SOURCE MATERIAL ::
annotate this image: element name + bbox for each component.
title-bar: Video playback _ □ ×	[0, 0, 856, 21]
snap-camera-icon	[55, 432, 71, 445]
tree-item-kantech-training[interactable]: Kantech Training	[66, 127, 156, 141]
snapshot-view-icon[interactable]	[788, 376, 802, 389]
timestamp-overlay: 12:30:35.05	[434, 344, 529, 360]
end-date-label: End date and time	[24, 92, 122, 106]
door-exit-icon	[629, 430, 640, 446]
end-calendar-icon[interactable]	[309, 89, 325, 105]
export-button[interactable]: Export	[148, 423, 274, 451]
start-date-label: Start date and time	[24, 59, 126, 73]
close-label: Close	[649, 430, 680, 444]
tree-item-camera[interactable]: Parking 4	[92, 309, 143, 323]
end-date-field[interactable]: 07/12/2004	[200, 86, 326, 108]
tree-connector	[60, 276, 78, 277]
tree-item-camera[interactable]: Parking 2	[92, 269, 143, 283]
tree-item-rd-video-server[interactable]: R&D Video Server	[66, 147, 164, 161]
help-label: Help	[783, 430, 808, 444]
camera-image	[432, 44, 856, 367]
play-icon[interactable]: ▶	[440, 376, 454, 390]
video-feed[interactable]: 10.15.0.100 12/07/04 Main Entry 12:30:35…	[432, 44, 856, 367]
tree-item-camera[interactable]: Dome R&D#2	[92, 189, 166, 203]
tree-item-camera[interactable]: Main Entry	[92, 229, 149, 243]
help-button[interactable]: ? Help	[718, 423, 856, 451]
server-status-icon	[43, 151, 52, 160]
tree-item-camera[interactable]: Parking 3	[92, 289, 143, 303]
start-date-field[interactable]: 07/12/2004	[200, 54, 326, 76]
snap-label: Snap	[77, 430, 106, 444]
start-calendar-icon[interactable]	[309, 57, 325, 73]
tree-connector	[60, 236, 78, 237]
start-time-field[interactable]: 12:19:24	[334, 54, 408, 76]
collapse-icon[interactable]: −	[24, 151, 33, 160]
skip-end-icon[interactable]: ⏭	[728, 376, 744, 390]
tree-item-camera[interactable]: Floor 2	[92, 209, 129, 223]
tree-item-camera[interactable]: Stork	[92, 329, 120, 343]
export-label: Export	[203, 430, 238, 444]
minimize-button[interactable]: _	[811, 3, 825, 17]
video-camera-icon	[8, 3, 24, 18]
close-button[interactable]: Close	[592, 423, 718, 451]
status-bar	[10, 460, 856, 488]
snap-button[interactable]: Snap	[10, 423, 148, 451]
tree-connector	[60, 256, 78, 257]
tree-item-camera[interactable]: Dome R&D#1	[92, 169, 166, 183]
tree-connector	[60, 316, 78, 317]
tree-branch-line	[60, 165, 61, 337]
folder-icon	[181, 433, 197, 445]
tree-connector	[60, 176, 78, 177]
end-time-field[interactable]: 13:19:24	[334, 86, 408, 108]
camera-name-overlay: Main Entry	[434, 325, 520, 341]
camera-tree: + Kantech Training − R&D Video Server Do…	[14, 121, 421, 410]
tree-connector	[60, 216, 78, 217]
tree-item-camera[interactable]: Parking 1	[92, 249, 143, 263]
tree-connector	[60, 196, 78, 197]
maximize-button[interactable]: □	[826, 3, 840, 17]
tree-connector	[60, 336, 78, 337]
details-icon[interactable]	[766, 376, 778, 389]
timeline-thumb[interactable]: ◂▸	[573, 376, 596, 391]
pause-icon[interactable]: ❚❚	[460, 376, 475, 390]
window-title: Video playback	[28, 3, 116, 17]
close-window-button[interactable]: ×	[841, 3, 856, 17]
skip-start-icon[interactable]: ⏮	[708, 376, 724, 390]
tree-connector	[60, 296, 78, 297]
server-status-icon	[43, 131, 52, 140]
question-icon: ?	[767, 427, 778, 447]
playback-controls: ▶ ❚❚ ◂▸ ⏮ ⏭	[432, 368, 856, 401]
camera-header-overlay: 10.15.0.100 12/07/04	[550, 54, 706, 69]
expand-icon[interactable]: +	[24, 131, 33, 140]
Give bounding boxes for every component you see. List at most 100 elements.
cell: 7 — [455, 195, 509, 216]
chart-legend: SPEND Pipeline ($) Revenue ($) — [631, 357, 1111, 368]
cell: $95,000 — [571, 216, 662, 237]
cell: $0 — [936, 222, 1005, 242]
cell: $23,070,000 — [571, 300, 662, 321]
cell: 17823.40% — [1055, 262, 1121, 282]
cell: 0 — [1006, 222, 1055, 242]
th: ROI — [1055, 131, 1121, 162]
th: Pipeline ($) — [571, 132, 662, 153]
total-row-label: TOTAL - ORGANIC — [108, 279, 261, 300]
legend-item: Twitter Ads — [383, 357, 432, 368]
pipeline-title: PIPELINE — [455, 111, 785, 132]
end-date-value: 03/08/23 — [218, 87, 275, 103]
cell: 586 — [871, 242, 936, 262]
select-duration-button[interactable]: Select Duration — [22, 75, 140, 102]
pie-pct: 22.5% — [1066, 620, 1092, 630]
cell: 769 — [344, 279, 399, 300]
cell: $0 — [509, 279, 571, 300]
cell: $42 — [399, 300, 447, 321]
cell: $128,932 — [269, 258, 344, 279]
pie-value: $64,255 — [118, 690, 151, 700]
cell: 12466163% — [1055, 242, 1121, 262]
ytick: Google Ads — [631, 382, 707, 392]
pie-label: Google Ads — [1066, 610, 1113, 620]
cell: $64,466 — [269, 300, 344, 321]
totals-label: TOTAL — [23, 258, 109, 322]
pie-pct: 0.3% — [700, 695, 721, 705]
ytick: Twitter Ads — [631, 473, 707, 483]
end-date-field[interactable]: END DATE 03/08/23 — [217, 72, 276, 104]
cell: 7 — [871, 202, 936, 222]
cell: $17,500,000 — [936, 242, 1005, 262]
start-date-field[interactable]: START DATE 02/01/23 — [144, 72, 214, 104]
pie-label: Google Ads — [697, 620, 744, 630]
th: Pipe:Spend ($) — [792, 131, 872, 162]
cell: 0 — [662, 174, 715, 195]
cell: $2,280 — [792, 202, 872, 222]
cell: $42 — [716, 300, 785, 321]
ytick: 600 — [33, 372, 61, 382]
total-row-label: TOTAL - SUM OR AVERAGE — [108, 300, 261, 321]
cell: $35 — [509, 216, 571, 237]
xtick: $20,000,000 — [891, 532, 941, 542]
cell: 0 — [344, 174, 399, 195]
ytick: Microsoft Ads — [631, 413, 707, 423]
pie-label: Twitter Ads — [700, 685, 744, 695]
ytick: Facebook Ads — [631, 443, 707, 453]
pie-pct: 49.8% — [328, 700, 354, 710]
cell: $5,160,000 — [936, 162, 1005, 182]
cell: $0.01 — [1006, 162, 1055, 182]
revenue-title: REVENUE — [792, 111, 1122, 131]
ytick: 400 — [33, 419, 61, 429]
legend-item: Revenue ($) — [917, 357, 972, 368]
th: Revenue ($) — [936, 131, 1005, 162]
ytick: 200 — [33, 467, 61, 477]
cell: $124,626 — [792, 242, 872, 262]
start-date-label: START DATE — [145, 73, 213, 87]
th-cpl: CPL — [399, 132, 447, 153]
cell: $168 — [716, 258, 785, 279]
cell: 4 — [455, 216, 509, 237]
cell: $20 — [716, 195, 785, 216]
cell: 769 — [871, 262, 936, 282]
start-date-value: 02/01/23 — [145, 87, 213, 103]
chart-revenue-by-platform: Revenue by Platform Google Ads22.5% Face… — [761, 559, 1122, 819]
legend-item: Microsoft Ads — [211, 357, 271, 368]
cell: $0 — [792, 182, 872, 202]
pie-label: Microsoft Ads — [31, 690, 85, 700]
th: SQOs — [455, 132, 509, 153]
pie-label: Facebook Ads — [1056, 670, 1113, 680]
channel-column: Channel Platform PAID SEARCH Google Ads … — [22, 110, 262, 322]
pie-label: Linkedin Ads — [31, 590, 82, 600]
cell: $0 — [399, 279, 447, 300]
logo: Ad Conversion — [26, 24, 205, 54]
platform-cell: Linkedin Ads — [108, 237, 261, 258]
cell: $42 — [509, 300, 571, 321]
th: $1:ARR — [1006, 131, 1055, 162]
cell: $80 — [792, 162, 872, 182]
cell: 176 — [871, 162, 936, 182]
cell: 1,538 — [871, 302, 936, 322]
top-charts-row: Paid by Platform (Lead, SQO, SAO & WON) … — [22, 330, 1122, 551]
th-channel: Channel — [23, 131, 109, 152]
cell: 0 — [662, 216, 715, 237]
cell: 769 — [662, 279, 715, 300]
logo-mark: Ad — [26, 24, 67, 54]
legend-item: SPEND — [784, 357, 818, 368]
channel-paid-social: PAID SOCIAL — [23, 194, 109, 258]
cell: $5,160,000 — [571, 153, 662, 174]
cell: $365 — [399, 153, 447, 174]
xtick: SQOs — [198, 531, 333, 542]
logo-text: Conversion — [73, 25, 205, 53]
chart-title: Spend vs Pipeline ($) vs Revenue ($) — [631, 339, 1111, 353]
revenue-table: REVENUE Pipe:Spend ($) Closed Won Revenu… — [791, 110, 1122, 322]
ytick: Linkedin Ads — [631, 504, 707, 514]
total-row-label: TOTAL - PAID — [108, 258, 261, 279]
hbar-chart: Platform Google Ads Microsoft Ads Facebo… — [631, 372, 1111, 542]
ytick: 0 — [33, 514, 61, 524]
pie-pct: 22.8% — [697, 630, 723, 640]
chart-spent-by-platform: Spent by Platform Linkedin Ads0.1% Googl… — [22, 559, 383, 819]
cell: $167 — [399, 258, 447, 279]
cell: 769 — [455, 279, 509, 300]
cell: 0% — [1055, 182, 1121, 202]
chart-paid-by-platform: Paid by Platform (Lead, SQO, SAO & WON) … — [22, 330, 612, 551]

GOAL ::
Convert the entries, from their first line up to and including the line with "tree-item-rd-video-server[interactable]: R&D Video", into a JSON list of strings with one string per line and blank lines left out.

COMPLETE RESPONSE ::
[
  "annotate this image: element name + bbox for each component.",
  "title-bar: Video playback _ □ ×\t[0, 0, 856, 21]",
  "snap-camera-icon\t[55, 432, 71, 445]",
  "tree-item-kantech-training[interactable]: Kantech Training\t[66, 127, 156, 141]",
  "snapshot-view-icon[interactable]\t[788, 376, 802, 389]",
  "timestamp-overlay: 12:30:35.05\t[434, 344, 529, 360]",
  "end-date-label: End date and time\t[24, 92, 122, 106]",
  "door-exit-icon\t[629, 430, 640, 446]",
  "end-calendar-icon[interactable]\t[309, 89, 325, 105]",
  "export-button[interactable]: Export\t[148, 423, 274, 451]",
  "start-date-label: Start date and time\t[24, 59, 126, 73]",
  "close-label: Close\t[649, 430, 680, 444]",
  "tree-item-camera[interactable]: Parking 4\t[92, 309, 143, 323]",
  "end-date-field[interactable]: 07/12/2004\t[200, 86, 326, 108]",
  "tree-connector\t[60, 276, 78, 277]",
  "tree-item-camera[interactable]: Parking 2\t[92, 269, 143, 283]",
  "tree-item-rd-video-server[interactable]: R&D Video Server\t[66, 147, 164, 161]"
]